Show all lines holding the string "Radon".

**Supplied material**
^^^^^^^^
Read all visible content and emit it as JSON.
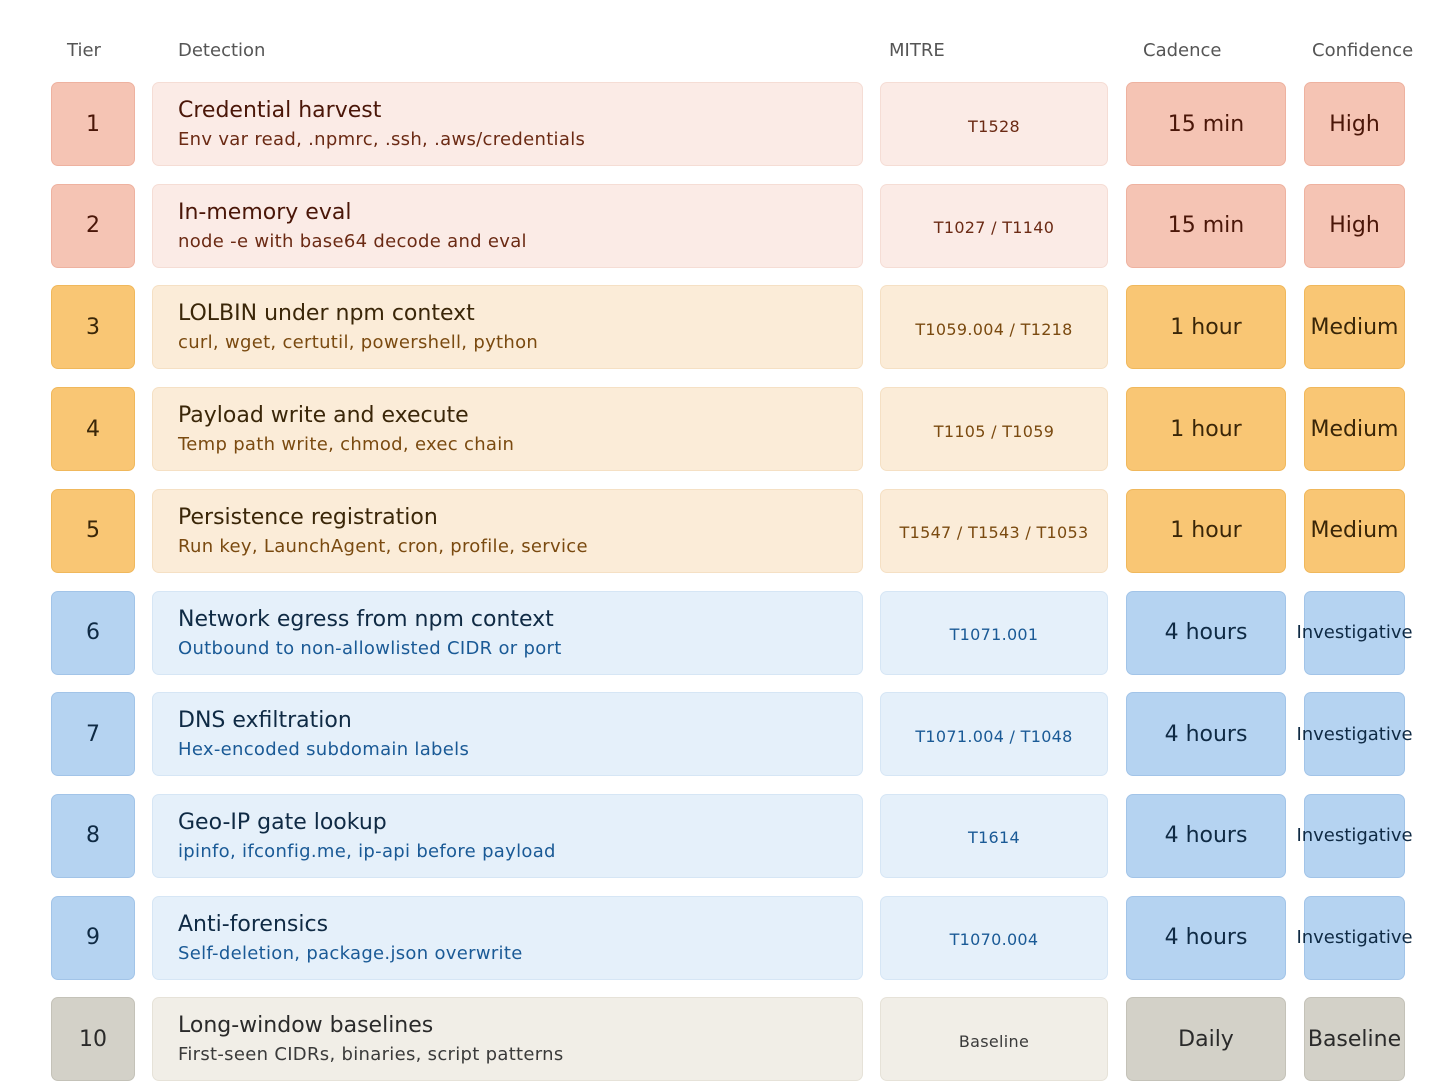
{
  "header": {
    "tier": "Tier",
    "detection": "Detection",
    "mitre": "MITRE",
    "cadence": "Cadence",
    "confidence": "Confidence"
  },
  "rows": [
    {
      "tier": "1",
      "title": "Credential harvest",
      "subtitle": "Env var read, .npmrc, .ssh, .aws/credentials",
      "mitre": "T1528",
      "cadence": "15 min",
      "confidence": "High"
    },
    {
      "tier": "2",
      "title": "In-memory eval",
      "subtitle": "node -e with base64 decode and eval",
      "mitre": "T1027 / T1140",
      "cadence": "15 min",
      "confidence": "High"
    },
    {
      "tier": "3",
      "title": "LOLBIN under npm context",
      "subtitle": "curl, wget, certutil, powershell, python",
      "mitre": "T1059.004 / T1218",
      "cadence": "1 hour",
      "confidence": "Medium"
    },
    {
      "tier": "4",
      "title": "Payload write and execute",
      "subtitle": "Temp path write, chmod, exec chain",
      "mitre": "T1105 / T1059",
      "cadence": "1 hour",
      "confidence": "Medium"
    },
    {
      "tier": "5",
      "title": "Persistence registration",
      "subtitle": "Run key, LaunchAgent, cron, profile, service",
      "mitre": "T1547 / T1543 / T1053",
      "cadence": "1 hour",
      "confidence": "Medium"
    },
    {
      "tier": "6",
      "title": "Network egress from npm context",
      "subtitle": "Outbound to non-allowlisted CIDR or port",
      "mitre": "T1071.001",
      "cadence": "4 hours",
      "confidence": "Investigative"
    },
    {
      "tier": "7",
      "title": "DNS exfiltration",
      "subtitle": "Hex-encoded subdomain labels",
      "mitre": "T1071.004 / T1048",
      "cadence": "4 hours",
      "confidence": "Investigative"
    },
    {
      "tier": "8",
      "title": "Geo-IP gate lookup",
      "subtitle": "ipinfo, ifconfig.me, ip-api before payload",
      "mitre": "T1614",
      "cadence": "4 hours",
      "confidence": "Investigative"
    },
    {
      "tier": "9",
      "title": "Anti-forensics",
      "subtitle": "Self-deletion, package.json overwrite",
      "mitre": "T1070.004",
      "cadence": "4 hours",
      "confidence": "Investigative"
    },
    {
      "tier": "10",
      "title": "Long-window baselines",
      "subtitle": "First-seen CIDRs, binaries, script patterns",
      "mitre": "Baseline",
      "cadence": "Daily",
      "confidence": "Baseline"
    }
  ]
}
^^^^^^^^
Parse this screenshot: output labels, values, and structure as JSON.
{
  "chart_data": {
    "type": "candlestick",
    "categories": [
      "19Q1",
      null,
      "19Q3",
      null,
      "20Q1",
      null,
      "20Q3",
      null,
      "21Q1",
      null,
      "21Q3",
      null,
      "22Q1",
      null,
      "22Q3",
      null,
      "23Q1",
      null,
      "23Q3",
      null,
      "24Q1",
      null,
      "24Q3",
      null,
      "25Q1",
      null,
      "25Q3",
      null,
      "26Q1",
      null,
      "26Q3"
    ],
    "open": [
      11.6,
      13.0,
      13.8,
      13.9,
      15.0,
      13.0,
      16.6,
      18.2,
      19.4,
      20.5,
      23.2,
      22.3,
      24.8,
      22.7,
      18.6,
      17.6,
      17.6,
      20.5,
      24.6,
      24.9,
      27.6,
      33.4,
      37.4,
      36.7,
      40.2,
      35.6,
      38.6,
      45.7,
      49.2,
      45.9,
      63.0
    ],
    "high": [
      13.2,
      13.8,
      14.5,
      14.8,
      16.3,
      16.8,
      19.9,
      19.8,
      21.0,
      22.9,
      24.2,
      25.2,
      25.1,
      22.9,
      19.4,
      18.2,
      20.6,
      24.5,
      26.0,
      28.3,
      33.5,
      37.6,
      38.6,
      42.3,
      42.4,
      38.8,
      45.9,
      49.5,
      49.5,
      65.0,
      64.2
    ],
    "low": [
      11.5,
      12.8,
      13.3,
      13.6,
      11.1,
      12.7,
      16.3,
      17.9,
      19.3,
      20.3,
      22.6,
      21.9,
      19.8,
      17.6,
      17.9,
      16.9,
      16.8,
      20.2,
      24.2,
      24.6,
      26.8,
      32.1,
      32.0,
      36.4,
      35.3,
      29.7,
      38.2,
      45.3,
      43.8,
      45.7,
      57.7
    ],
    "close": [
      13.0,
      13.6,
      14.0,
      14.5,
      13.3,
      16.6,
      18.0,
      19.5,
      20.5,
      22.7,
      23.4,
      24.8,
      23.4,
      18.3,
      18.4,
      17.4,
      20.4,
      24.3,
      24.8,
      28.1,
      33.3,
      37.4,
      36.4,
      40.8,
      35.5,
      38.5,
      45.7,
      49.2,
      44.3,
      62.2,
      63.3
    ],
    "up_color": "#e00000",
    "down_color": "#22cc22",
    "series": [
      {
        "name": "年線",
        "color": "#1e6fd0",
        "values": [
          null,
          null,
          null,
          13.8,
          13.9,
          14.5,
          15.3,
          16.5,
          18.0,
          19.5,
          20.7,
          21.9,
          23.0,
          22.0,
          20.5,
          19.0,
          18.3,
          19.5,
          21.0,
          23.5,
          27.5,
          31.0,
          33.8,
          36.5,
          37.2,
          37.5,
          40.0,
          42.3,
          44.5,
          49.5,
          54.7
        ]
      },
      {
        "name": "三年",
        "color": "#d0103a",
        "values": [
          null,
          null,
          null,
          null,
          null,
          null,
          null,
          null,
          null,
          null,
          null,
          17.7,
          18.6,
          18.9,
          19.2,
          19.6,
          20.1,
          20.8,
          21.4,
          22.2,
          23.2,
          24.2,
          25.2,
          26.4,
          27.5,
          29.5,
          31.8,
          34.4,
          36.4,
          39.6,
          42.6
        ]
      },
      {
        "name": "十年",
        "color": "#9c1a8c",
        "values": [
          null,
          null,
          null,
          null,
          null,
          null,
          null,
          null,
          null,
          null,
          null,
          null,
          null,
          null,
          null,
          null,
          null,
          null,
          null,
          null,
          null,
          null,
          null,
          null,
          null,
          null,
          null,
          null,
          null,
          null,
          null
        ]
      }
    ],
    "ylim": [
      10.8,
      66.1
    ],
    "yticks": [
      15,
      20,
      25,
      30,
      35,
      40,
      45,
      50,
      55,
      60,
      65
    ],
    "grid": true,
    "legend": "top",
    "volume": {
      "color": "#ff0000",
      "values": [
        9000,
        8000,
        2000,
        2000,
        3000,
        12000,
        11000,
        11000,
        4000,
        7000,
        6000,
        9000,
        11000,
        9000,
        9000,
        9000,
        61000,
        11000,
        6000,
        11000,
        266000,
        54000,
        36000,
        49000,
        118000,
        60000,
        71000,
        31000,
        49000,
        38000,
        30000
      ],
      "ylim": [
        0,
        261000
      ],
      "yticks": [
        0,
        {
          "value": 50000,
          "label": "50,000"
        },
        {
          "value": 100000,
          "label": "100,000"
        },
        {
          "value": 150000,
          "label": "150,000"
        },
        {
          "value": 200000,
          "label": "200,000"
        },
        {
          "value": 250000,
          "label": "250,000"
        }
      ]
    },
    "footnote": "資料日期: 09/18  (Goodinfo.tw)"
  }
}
^^^^^^^^
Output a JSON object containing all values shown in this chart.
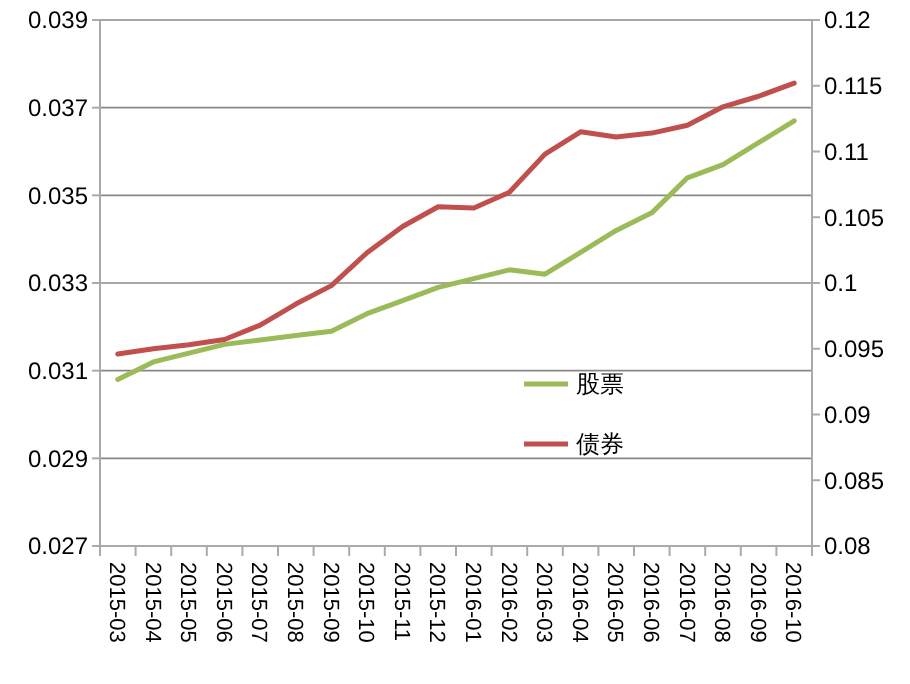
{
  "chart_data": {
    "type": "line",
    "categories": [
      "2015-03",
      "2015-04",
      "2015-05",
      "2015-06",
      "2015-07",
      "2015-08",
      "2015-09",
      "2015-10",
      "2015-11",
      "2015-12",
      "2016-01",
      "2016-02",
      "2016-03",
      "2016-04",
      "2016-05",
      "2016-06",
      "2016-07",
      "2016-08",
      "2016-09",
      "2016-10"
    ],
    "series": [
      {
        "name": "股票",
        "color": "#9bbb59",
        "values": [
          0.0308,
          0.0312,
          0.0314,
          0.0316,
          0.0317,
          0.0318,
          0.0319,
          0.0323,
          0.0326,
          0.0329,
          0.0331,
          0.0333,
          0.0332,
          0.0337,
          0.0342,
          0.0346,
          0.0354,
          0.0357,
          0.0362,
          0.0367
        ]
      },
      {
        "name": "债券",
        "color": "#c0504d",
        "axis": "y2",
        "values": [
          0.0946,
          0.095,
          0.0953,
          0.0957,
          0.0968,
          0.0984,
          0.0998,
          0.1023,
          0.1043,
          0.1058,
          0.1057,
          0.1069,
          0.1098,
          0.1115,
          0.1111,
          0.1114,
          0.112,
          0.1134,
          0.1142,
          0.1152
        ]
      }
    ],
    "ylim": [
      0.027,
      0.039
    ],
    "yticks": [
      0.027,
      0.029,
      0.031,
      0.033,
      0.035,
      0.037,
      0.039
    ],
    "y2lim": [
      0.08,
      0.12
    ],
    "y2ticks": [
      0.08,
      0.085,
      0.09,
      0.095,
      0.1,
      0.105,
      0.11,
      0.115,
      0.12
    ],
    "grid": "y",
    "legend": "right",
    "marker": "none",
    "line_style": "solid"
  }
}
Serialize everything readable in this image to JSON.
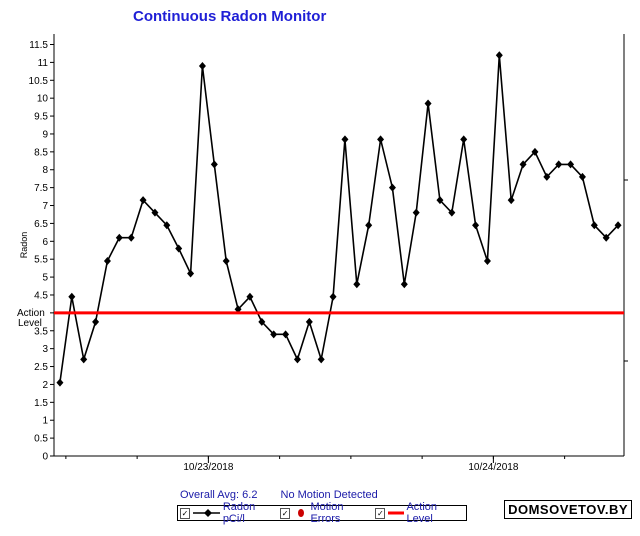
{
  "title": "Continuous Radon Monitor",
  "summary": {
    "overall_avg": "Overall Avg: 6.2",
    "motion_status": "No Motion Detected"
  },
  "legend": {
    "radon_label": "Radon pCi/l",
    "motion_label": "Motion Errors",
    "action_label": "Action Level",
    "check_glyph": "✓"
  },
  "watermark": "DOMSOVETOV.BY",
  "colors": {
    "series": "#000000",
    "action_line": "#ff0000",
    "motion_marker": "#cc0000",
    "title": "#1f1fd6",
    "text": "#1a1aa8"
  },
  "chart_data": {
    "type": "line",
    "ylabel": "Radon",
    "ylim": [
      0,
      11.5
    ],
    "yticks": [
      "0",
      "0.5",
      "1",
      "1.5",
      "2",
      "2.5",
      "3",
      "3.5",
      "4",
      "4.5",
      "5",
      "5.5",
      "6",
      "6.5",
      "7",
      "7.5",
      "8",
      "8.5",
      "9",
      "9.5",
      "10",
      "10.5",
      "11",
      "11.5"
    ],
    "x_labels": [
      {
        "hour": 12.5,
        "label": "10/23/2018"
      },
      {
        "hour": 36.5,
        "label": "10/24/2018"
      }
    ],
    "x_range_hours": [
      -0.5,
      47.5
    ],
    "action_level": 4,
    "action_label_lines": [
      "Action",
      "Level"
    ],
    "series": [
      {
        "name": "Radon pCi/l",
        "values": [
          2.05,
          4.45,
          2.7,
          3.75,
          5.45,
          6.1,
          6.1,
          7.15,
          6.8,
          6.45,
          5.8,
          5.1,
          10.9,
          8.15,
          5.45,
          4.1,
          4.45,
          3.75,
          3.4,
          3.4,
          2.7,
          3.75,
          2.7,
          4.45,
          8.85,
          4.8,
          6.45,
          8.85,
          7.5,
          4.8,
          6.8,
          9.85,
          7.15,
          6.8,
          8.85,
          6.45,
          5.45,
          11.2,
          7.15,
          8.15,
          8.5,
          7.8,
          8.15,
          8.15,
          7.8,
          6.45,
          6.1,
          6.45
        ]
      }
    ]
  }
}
^^^^^^^^
**Answer for this exercise**
  "title": "Continuous Radon Monitor",
    "radon_label": "Radon pCi/l",
    "ylabel": "Radon",
        "name": "Radon pCi/l",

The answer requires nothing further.